# [Given task]
In full and without deviation, write out the entries that follow.

# [Data for processing]

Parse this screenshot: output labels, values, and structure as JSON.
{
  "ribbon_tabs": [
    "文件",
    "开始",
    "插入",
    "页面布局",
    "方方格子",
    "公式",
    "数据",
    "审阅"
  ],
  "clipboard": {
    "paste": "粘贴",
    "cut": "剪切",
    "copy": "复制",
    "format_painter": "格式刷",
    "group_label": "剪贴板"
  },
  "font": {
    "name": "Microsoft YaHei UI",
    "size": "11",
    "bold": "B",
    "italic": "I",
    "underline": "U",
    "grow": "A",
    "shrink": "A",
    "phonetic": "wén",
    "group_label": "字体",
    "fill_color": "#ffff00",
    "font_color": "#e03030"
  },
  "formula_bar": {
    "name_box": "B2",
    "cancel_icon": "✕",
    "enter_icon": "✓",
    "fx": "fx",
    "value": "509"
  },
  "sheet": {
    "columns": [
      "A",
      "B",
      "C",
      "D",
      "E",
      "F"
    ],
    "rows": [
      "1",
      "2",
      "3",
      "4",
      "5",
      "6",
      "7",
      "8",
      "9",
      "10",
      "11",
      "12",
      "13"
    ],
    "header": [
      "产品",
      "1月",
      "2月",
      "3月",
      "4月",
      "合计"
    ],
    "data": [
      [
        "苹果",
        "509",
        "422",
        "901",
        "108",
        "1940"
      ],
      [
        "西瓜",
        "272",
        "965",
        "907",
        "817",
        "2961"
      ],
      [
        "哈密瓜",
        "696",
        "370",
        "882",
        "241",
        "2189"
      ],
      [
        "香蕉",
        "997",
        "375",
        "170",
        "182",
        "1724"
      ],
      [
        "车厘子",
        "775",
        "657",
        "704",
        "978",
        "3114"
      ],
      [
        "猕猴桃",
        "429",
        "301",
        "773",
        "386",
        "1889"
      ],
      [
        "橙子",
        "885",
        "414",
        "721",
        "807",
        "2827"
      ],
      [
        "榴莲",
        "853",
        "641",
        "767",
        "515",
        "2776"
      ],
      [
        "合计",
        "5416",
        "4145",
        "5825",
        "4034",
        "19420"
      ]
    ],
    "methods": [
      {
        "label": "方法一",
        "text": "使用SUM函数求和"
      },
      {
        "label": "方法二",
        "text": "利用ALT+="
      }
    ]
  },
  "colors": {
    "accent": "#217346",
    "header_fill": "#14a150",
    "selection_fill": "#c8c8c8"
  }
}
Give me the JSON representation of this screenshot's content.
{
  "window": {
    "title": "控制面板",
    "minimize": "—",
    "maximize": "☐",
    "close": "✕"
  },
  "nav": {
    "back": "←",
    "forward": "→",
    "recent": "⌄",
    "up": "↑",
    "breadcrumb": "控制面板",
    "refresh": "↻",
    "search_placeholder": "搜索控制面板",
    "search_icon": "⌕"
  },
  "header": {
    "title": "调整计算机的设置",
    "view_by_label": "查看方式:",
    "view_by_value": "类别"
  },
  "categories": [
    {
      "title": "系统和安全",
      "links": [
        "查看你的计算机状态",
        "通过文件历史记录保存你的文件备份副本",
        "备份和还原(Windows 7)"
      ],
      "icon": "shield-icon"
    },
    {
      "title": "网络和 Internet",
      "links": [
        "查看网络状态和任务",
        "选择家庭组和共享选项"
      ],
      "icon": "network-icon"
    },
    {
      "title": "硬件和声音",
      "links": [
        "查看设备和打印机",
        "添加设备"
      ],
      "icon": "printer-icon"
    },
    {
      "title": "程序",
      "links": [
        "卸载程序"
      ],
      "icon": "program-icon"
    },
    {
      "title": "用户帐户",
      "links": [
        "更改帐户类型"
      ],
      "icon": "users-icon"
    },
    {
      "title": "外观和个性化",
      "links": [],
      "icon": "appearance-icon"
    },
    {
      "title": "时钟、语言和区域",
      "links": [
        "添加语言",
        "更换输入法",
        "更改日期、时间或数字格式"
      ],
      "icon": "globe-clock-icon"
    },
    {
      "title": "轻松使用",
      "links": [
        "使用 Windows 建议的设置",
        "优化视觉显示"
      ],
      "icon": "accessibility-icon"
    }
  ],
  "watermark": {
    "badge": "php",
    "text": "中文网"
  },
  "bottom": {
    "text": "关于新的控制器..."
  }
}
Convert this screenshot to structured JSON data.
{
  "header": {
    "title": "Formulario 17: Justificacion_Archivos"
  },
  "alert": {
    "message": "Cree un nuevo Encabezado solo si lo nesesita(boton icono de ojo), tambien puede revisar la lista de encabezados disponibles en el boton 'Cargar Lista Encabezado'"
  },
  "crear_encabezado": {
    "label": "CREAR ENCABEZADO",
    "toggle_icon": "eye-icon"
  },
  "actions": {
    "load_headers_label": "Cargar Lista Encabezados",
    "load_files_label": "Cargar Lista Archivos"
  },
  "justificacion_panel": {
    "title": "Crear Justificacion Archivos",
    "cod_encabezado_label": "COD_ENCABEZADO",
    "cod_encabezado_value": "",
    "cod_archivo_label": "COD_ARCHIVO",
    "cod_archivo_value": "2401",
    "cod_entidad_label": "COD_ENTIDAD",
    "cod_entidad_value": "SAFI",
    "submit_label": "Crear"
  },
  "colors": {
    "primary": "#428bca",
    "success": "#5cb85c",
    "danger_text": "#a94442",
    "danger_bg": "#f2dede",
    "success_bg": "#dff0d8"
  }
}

# [Solution for this problem]
Parse this screenshot: output labels, values, and structure as JSON.
{
  "ribbon_tabs": [
    "文件",
    "开始",
    "插入",
    "页面布局",
    "方方格子",
    "公式",
    "数据",
    "审阅"
  ],
  "clipboard": {
    "paste": "粘贴",
    "cut": "剪切",
    "copy": "复制",
    "format_painter": "格式刷",
    "group_label": "剪贴板"
  },
  "font": {
    "name": "Microsoft YaHei UI",
    "size": "11",
    "bold": "B",
    "italic": "I",
    "underline": "U",
    "grow": "A",
    "shrink": "A",
    "phonetic": "wén",
    "group_label": "字体",
    "fill_color": "#ffff00",
    "font_color": "#e03030"
  },
  "formula_bar": {
    "name_box": "B2",
    "cancel_icon": "✕",
    "enter_icon": "✓",
    "fx": "fx",
    "value": "509"
  },
  "sheet": {
    "columns": [
      "A",
      "B",
      "C",
      "D",
      "E",
      "F"
    ],
    "rows": [
      "1",
      "2",
      "3",
      "4",
      "5",
      "6",
      "7",
      "8",
      "9",
      "10",
      "11",
      "12",
      "13"
    ],
    "header": [
      "产品",
      "1月",
      "2月",
      "3月",
      "4月",
      "合计"
    ],
    "data": [
      [
        "苹果",
        "509",
        "422",
        "901",
        "108",
        "1940"
      ],
      [
        "西瓜",
        "272",
        "965",
        "907",
        "817",
        "2961"
      ],
      [
        "哈密瓜",
        "696",
        "370",
        "882",
        "241",
        "2189"
      ],
      [
        "香蕉",
        "997",
        "375",
        "170",
        "182",
        "1724"
      ],
      [
        "车厘子",
        "775",
        "657",
        "704",
        "978",
        "3114"
      ],
      [
        "猕猴桃",
        "429",
        "301",
        "773",
        "386",
        "1889"
      ],
      [
        "橙子",
        "885",
        "414",
        "721",
        "807",
        "2827"
      ],
      [
        "榴莲",
        "853",
        "641",
        "767",
        "515",
        "2776"
      ],
      [
        "合计",
        "5416",
        "4145",
        "5825",
        "4034",
        "19420"
      ]
    ],
    "methods": [
      {
        "label": "方法一",
        "text": "使用SUM函数求和"
      },
      {
        "label": "方法二",
        "text": "利用ALT+="
      }
    ]
  },
  "colors": {
    "accent": "#217346",
    "header_fill": "#14a150",
    "selection_fill": "#c8c8c8"
  }
}
Give me the JSON representation of this screenshot's content.
{
  "window": {
    "title": "控制面板",
    "minimize": "—",
    "maximize": "☐",
    "close": "✕"
  },
  "nav": {
    "back": "←",
    "forward": "→",
    "recent": "⌄",
    "up": "↑",
    "breadcrumb": "控制面板",
    "refresh": "↻",
    "search_placeholder": "搜索控制面板",
    "search_icon": "⌕"
  },
  "header": {
    "title": "调整计算机的设置",
    "view_by_label": "查看方式:",
    "view_by_value": "类别"
  },
  "categories": [
    {
      "title": "系统和安全",
      "links": [
        "查看你的计算机状态",
        "通过文件历史记录保存你的文件备份副本",
        "备份和还原(Windows 7)"
      ],
      "icon": "shield-icon"
    },
    {
      "title": "网络和 Internet",
      "links": [
        "查看网络状态和任务",
        "选择家庭组和共享选项"
      ],
      "icon": "network-icon"
    },
    {
      "title": "硬件和声音",
      "links": [
        "查看设备和打印机",
        "添加设备"
      ],
      "icon": "printer-icon"
    },
    {
      "title": "程序",
      "links": [
        "卸载程序"
      ],
      "icon": "program-icon"
    },
    {
      "title": "用户帐户",
      "links": [
        "更改帐户类型"
      ],
      "icon": "users-icon"
    },
    {
      "title": "外观和个性化",
      "links": [],
      "icon": "appearance-icon"
    },
    {
      "title": "时钟、语言和区域",
      "links": [
        "添加语言",
        "更换输入法",
        "更改日期、时间或数字格式"
      ],
      "icon": "globe-clock-icon"
    },
    {
      "title": "轻松使用",
      "links": [
        "使用 Windows 建议的设置",
        "优化视觉显示"
      ],
      "icon": "accessibility-icon"
    }
  ],
  "watermark": {
    "badge": "php",
    "text": "中文网"
  },
  "bottom": {
    "text": "关于新的控制器..."
  }
}
Convert this screenshot to structured JSON data.
{
  "header": {
    "title": "Formulario 17: Justificacion_Archivos"
  },
  "alert": {
    "message": "Cree un nuevo Encabezado solo si lo nesesita(boton icono de ojo), tambien puede revisar la lista de encabezados disponibles en el boton 'Cargar Lista Encabezado'"
  },
  "crear_encabezado": {
    "label": "CREAR ENCABEZADO",
    "toggle_icon": "eye-icon"
  },
  "actions": {
    "load_headers_label": "Cargar Lista Encabezados",
    "load_files_label": "Cargar Lista Archivos"
  },
  "justificacion_panel": {
    "title": "Crear Justificacion Archivos",
    "cod_encabezado_label": "COD_ENCABEZADO",
    "cod_encabezado_value": "",
    "cod_archivo_label": "COD_ARCHIVO",
    "cod_archivo_value": "2401",
    "cod_entidad_label": "COD_ENTIDAD",
    "cod_entidad_value": "SAFI",
    "submit_label": "Crear"
  },
  "colors": {
    "primary": "#428bca",
    "success": "#5cb85c",
    "danger_text": "#a94442",
    "danger_bg": "#f2dede",
    "success_bg": "#dff0d8"
  }
}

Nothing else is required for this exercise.